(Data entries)
----

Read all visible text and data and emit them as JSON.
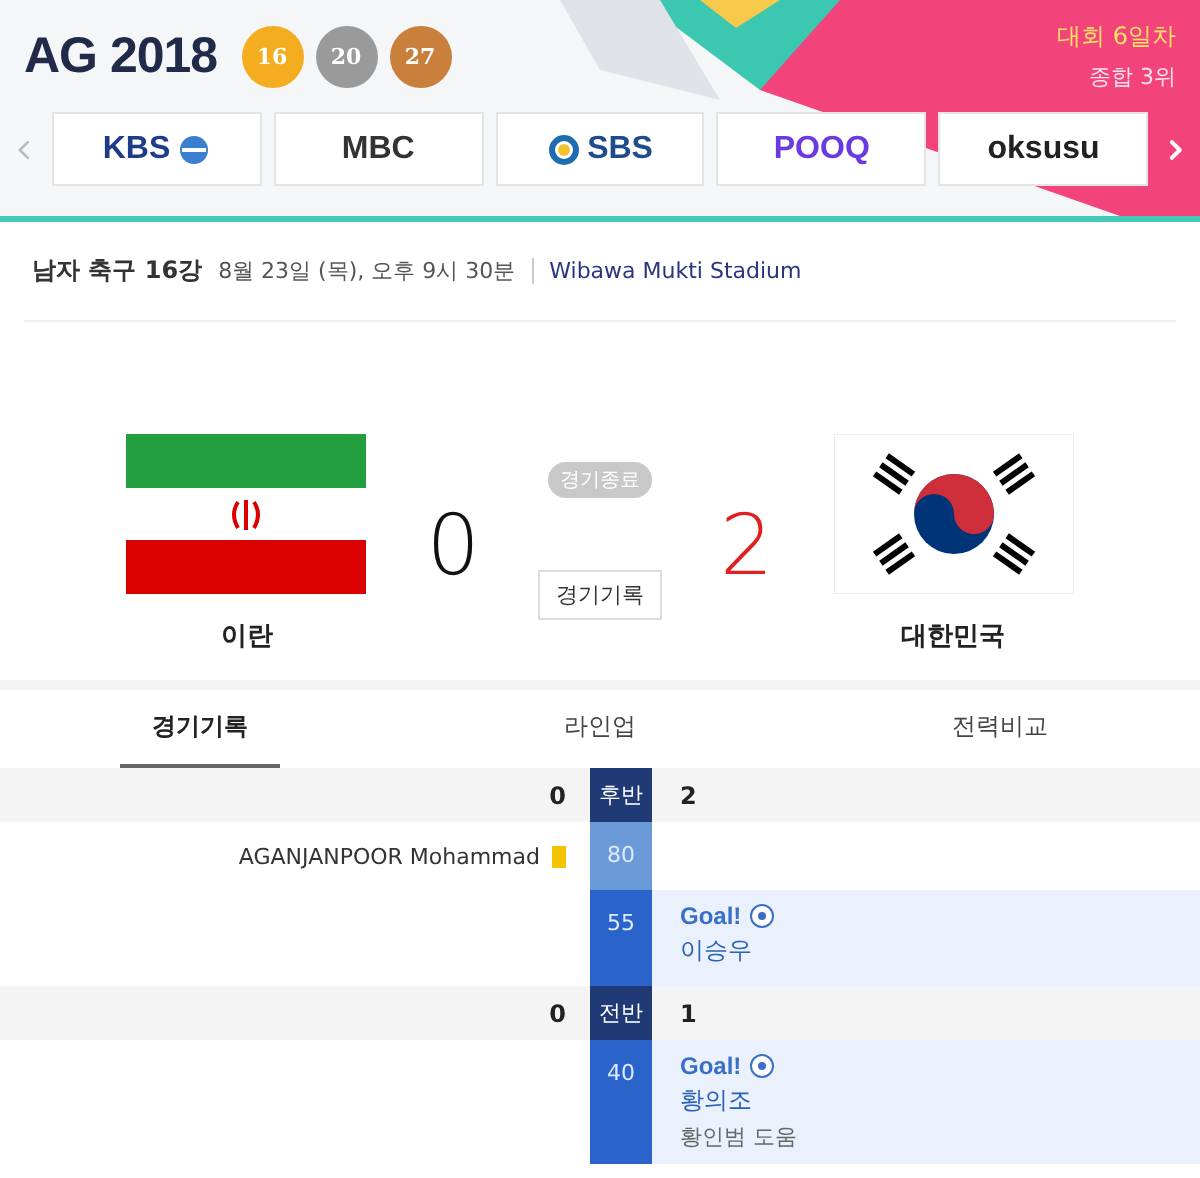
{
  "header": {
    "logo": "AG 2018",
    "medals": [
      {
        "kind": "gold",
        "count": "16"
      },
      {
        "kind": "silver",
        "count": "20"
      },
      {
        "kind": "bronze",
        "count": "27"
      }
    ],
    "day": "대회 6일차",
    "rank": "종합 3위"
  },
  "broadcasters": [
    {
      "name": "KBS",
      "kind": "kbs"
    },
    {
      "name": "MBC",
      "kind": "mbc"
    },
    {
      "name": "SBS",
      "kind": "sbs"
    },
    {
      "name": "POOQ",
      "kind": "pooq"
    },
    {
      "name": "oksusu",
      "kind": "oksusu"
    }
  ],
  "match": {
    "title": "남자 축구 16강",
    "date": "8월 23일 (목), 오후 9시 30분",
    "venue": "Wibawa Mukti Stadium",
    "status": "경기종료",
    "record_button": "경기기록"
  },
  "home": {
    "name": "이란",
    "score": "0",
    "kind": "iran",
    "winner": false
  },
  "away": {
    "name": "대한민국",
    "score": "2",
    "kind": "korea",
    "winner": true
  },
  "tabs": [
    {
      "label": "경기기록",
      "selected": true
    },
    {
      "label": "라인업",
      "selected": false
    },
    {
      "label": "전력비교",
      "selected": false
    }
  ],
  "timeline": [
    {
      "label": "후반",
      "home": "0",
      "away": "2",
      "events": [
        {
          "minute": "80",
          "home": {
            "kind": "card",
            "player": "AGANJANPOOR Mohammad"
          }
        },
        {
          "minute": "55",
          "away": {
            "kind": "goal",
            "title": "Goal!",
            "player": "이승우"
          }
        }
      ]
    },
    {
      "label": "전반",
      "home": "0",
      "away": "1",
      "events": [
        {
          "minute": "40",
          "away": {
            "kind": "goal",
            "title": "Goal!",
            "player": "황의조",
            "assist": "황인범 도움"
          }
        }
      ]
    }
  ]
}
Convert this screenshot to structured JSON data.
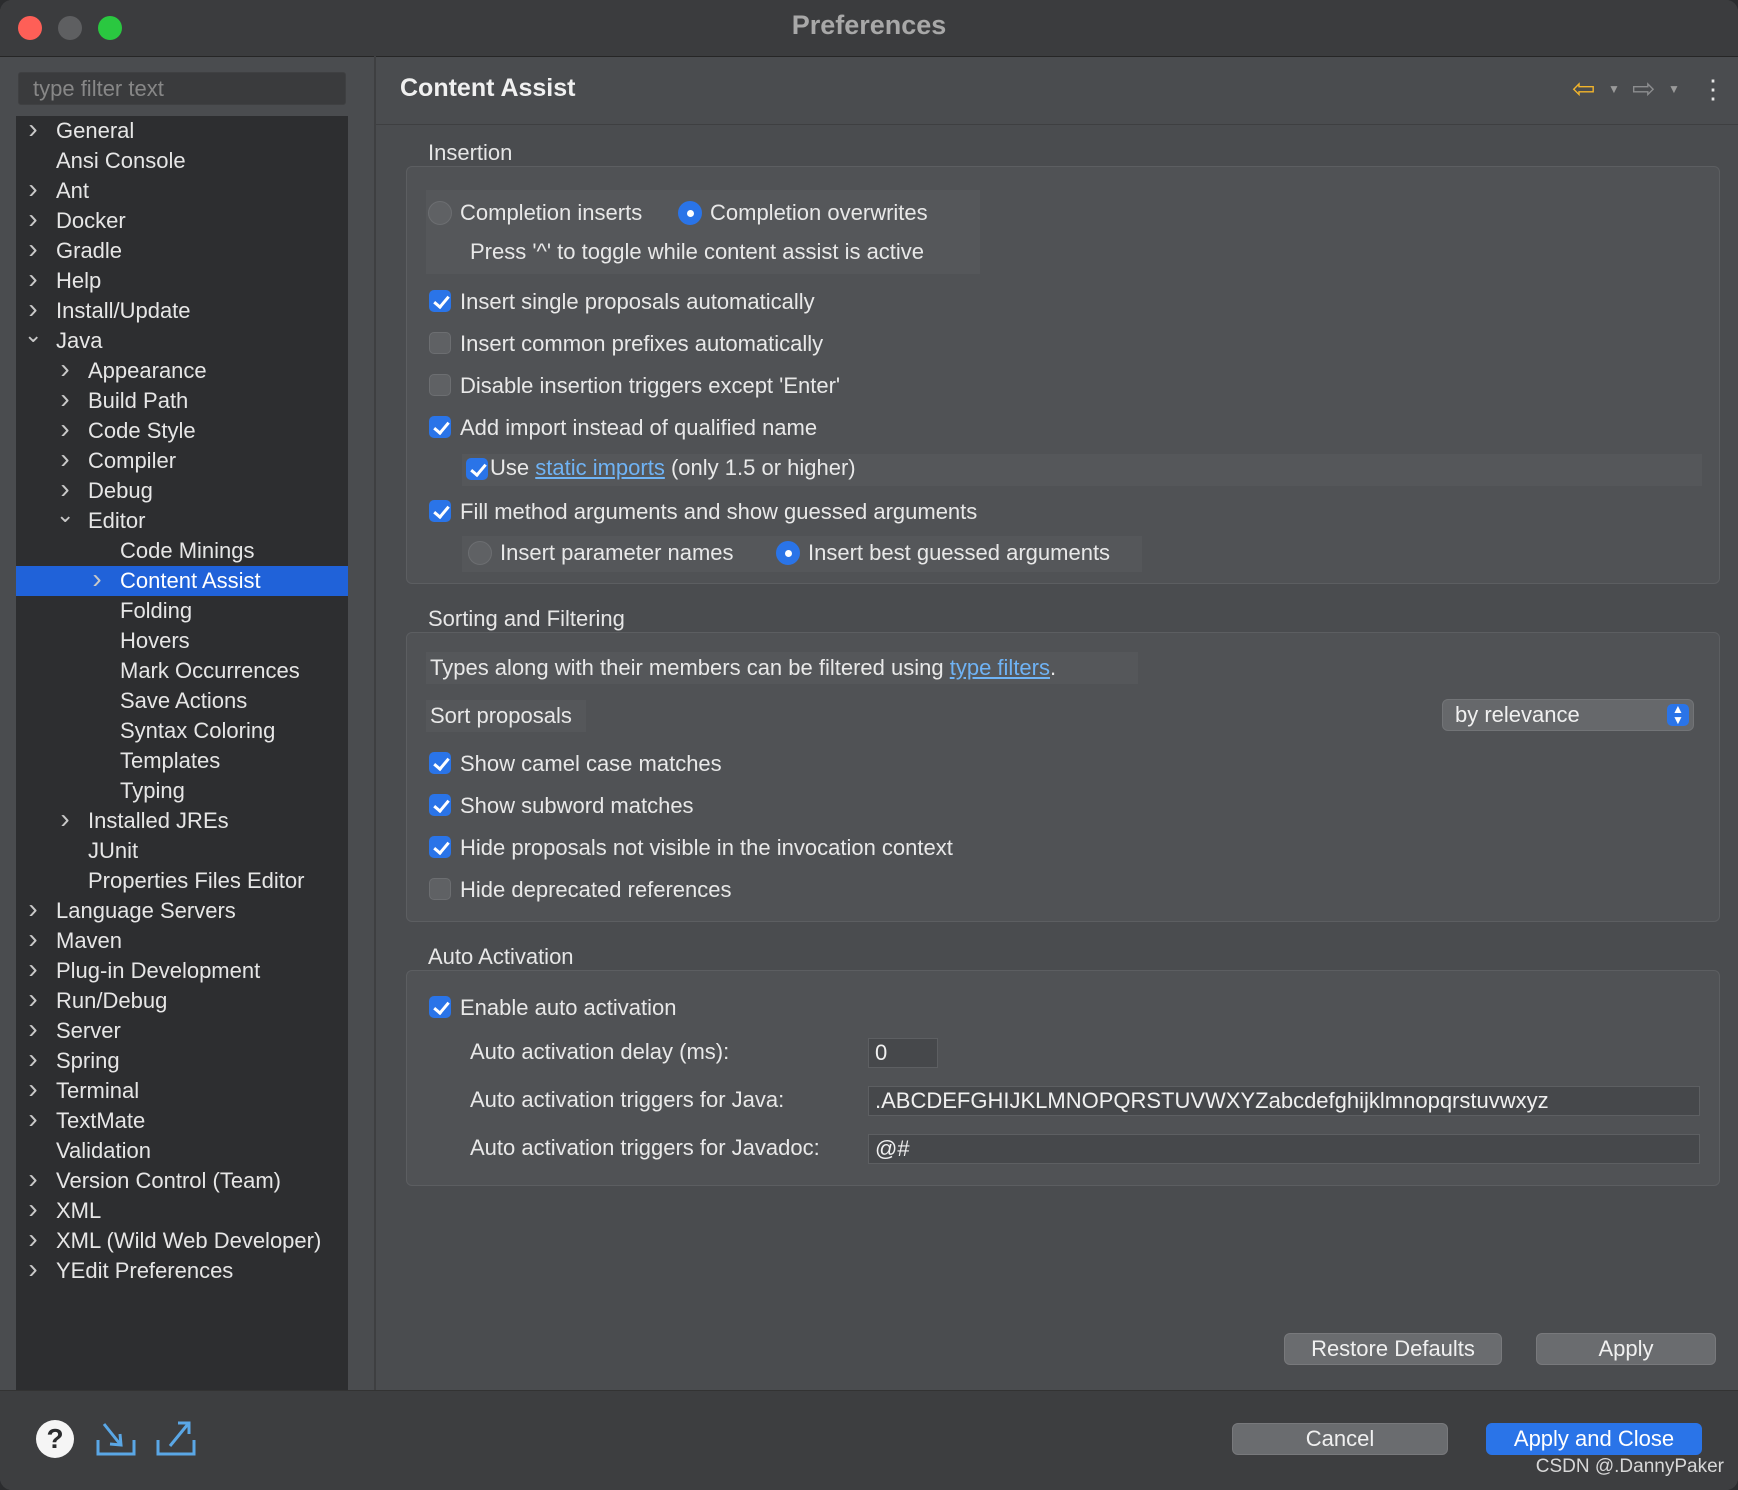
{
  "window": {
    "title": "Preferences"
  },
  "sidebar": {
    "filter_placeholder": "type filter text",
    "items": [
      {
        "label": "General",
        "depth": 0,
        "expander": "collapsed"
      },
      {
        "label": "Ansi Console",
        "depth": 0,
        "expander": "none"
      },
      {
        "label": "Ant",
        "depth": 0,
        "expander": "collapsed"
      },
      {
        "label": "Docker",
        "depth": 0,
        "expander": "collapsed"
      },
      {
        "label": "Gradle",
        "depth": 0,
        "expander": "collapsed"
      },
      {
        "label": "Help",
        "depth": 0,
        "expander": "collapsed"
      },
      {
        "label": "Install/Update",
        "depth": 0,
        "expander": "collapsed"
      },
      {
        "label": "Java",
        "depth": 0,
        "expander": "expanded"
      },
      {
        "label": "Appearance",
        "depth": 1,
        "expander": "collapsed"
      },
      {
        "label": "Build Path",
        "depth": 1,
        "expander": "collapsed"
      },
      {
        "label": "Code Style",
        "depth": 1,
        "expander": "collapsed"
      },
      {
        "label": "Compiler",
        "depth": 1,
        "expander": "collapsed"
      },
      {
        "label": "Debug",
        "depth": 1,
        "expander": "collapsed"
      },
      {
        "label": "Editor",
        "depth": 1,
        "expander": "expanded"
      },
      {
        "label": "Code Minings",
        "depth": 2,
        "expander": "none"
      },
      {
        "label": "Content Assist",
        "depth": 2,
        "expander": "collapsed",
        "selected": true
      },
      {
        "label": "Folding",
        "depth": 2,
        "expander": "none"
      },
      {
        "label": "Hovers",
        "depth": 2,
        "expander": "none"
      },
      {
        "label": "Mark Occurrences",
        "depth": 2,
        "expander": "none"
      },
      {
        "label": "Save Actions",
        "depth": 2,
        "expander": "none"
      },
      {
        "label": "Syntax Coloring",
        "depth": 2,
        "expander": "none"
      },
      {
        "label": "Templates",
        "depth": 2,
        "expander": "none"
      },
      {
        "label": "Typing",
        "depth": 2,
        "expander": "none"
      },
      {
        "label": "Installed JREs",
        "depth": 1,
        "expander": "collapsed"
      },
      {
        "label": "JUnit",
        "depth": 1,
        "expander": "none"
      },
      {
        "label": "Properties Files Editor",
        "depth": 1,
        "expander": "none"
      },
      {
        "label": "Language Servers",
        "depth": 0,
        "expander": "collapsed"
      },
      {
        "label": "Maven",
        "depth": 0,
        "expander": "collapsed"
      },
      {
        "label": "Plug-in Development",
        "depth": 0,
        "expander": "collapsed"
      },
      {
        "label": "Run/Debug",
        "depth": 0,
        "expander": "collapsed"
      },
      {
        "label": "Server",
        "depth": 0,
        "expander": "collapsed"
      },
      {
        "label": "Spring",
        "depth": 0,
        "expander": "collapsed"
      },
      {
        "label": "Terminal",
        "depth": 0,
        "expander": "collapsed"
      },
      {
        "label": "TextMate",
        "depth": 0,
        "expander": "collapsed"
      },
      {
        "label": "Validation",
        "depth": 0,
        "expander": "none"
      },
      {
        "label": "Version Control (Team)",
        "depth": 0,
        "expander": "collapsed"
      },
      {
        "label": "XML",
        "depth": 0,
        "expander": "collapsed"
      },
      {
        "label": "XML (Wild Web Developer)",
        "depth": 0,
        "expander": "collapsed"
      },
      {
        "label": "YEdit Preferences",
        "depth": 0,
        "expander": "collapsed"
      }
    ]
  },
  "page": {
    "title": "Content Assist"
  },
  "insertion": {
    "label": "Insertion",
    "completion_inserts": "Completion inserts",
    "completion_overwrites": "Completion overwrites",
    "toggle_hint": "Press '^' to toggle while content assist is active",
    "insert_single": "Insert single proposals automatically",
    "insert_common": "Insert common prefixes automatically",
    "disable_triggers": "Disable insertion triggers except 'Enter'",
    "add_import": "Add import instead of qualified name",
    "use_prefix": "Use",
    "static_imports_link": "static imports",
    "use_suffix": "(only 1.5 or higher)",
    "fill_args": "Fill method arguments and show guessed arguments",
    "insert_param_names": "Insert parameter names",
    "insert_best_guessed": "Insert best guessed arguments"
  },
  "sorting": {
    "label": "Sorting and Filtering",
    "types_text": "Types along with their members can be filtered using",
    "type_filters_link": "type filters",
    "period": ".",
    "sort_label": "Sort proposals",
    "sort_value": "by relevance",
    "camel_case": "Show camel case matches",
    "subword": "Show subword matches",
    "hide_not_visible": "Hide proposals not visible in the invocation context",
    "hide_deprecated": "Hide deprecated references"
  },
  "auto": {
    "label": "Auto Activation",
    "enable": "Enable auto activation",
    "delay_label": "Auto activation delay (ms):",
    "delay_value": "0",
    "java_label": "Auto activation triggers for Java:",
    "java_value": ".ABCDEFGHIJKLMNOPQRSTUVWXYZabcdefghijklmnopqrstuvwxyz",
    "javadoc_label": "Auto activation triggers for Javadoc:",
    "javadoc_value": "@#"
  },
  "buttons": {
    "restore_defaults": "Restore Defaults",
    "apply": "Apply",
    "cancel": "Cancel",
    "apply_close": "Apply and Close"
  },
  "watermark": "CSDN @.DannyPaker"
}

----

Of the lines in this listing, how many contain "triggers"? Reply with the number and nothing more.

■ **Response to the exercise**:
3